[THE EXERCISE]
List all lines of the data containing the word "samym".

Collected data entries
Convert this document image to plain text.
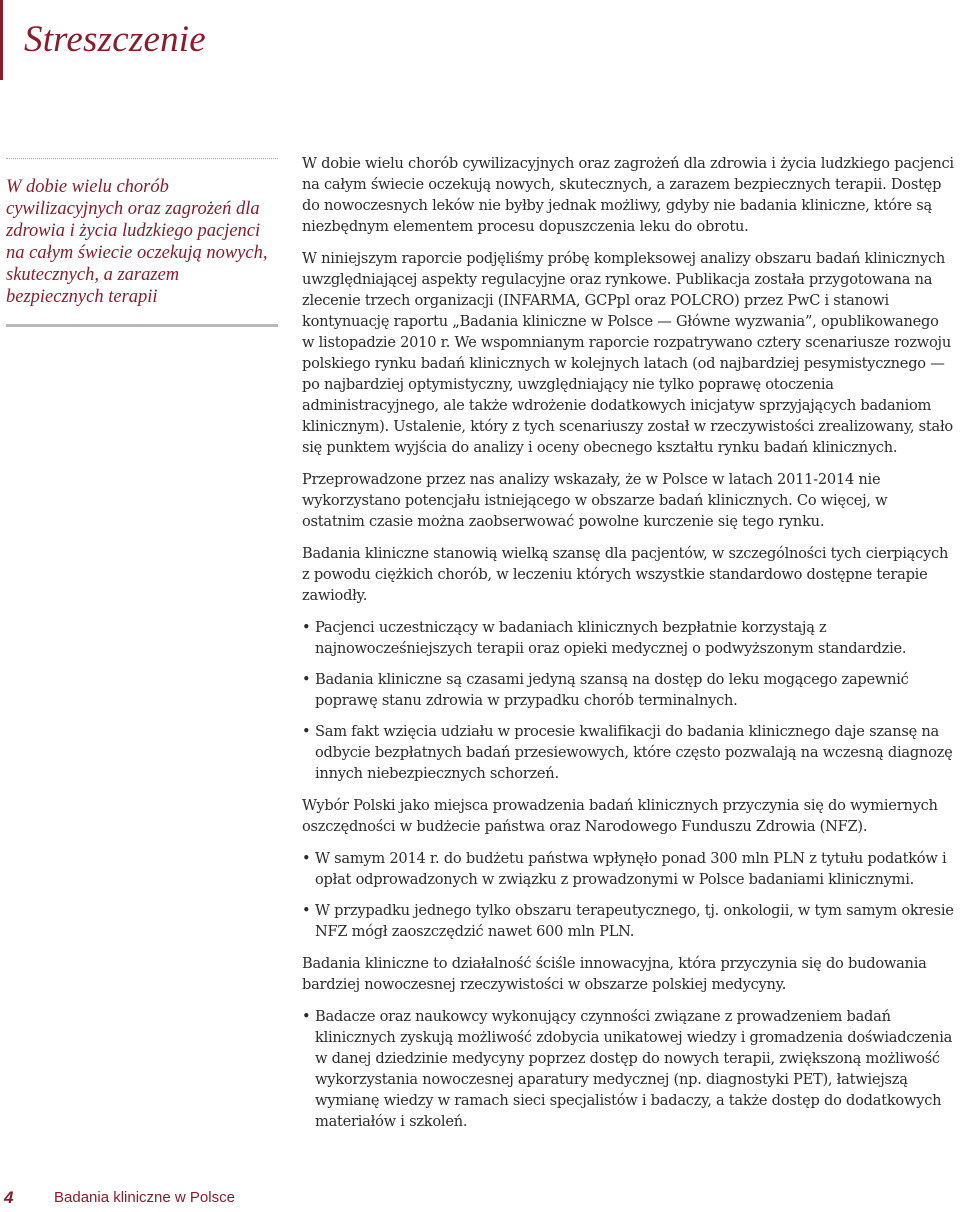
Streszczenie

W dobie wielu chorób cywilizacyjnych oraz zagrożeń dla zdrowia i życia ludzkiego pacjenci na całym świecie oczekują nowych, skutecznych, a zarazem bezpiecznych terapii

W dobie wielu chorób cywilizacyjnych oraz zagrożeń dla zdrowia i życia ludzkiego pacjenci na całym świecie oczekują nowych, skutecznych, a zarazem bezpiecznych terapii. Dostęp do nowoczesnych leków nie byłby jednak możliwy, gdyby nie badania kliniczne, które są niezbędnym elementem procesu dopuszczenia leku do obrotu.

W niniejszym raporcie podjęliśmy próbę kompleksowej analizy obszaru badań klinicznych uwzględniającej aspekty regulacyjne oraz rynkowe. Publikacja została przygotowana na zlecenie trzech organizacji (INFARMA, GCPpl oraz POLCRO) przez PwC i stanowi kontynuację raportu „Badania kliniczne w Polsce — Główne wyzwania”, opublikowanego w listopadzie 2010 r. We wspomnianym raporcie rozpatrywano cztery scenariusze rozwoju polskiego rynku badań klinicznych w kolejnych latach (od najbardziej pesymistycznego — po najbardziej optymistyczny, uwzględniający nie tylko poprawę otoczenia administracyjnego, ale także wdrożenie dodatkowych inicjatyw sprzyjających badaniom klinicznym). Ustalenie, który z tych scenariuszy został w rzeczywistości zrealizowany, stało się punktem wyjścia do analizy i oceny obecnego kształtu rynku badań klinicznych.

Przeprowadzone przez nas analizy wskazały, że w Polsce w latach 2011-2014 nie wykorzystano potencjału istniejącego w obszarze badań klinicznych. Co więcej, w ostatnim czasie można zaobserwować powolne kurczenie się tego rynku.

Badania kliniczne stanowią wielką szansę dla pacjentów, w szczególności tych cierpiących z powodu ciężkich chorób, w leczeniu których wszystkie standardowo dostępne terapie zawiodły.

• Pacjenci uczestniczący w badaniach klinicznych bezpłatnie korzystają z najnowocześniejszych terapii oraz opieki medycznej o podwyższonym standardzie.
• Badania kliniczne są czasami jedyną szansą na dostęp do leku mogącego zapewnić poprawę stanu zdrowia w przypadku chorób terminalnych.
• Sam fakt wzięcia udziału w procesie kwalifikacji do badania klinicznego daje szansę na odbycie bezpłatnych badań przesiewowych, które często pozwalają na wczesną diagnozę innych niebezpiecznych schorzeń.

Wybór Polski jako miejsca prowadzenia badań klinicznych przyczynia się do wymiernych oszczędności w budżecie państwa oraz Narodowego Funduszu Zdrowia (NFZ).

• W samym 2014 r. do budżetu państwa wpłynęło ponad 300 mln PLN z tytułu podatków i opłat odprowadzonych w związku z prowadzonymi w Polsce badaniami klinicznymi.
• W przypadku jednego tylko obszaru terapeutycznego, tj. onkologii, w tym samym okresie NFZ mógł zaoszczędzić nawet 600 mln PLN.

Badania kliniczne to działalność ściśle innowacyjna, która przyczynia się do budowania bardziej nowoczesnej rzeczywistości w obszarze polskiej medycyny.

• Badacze oraz naukowcy wykonujący czynności związane z prowadzeniem badań klinicznych zyskują możliwość zdobycia unikatowej wiedzy i gromadzenia doświadczenia w danej dziedzinie medycyny poprzez dostęp do nowych terapii, zwiększoną możliwość wykorzystania nowoczesnej aparatury medycznej (np. diagnostyki PET), łatwiejszą wymianę wiedzy w ramach sieci specjalistów i badaczy, a także dostęp do dodatkowych materiałów i szkoleń.
4	Badania kliniczne w Polsce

[FULL SOLUTION]
• W samym 2014 r. do budżetu państwa wpłynęło ponad 300 mln PLN z tytułu podatków i opłat odprowadzonych w związku z prowadzonymi w Polsce badaniami klinicznymi.
• W przypadku jednego tylko obszaru terapeutycznego, tj. onkologii, w tym samym okresie NFZ mógł zaoszczędzić nawet 600 mln PLN.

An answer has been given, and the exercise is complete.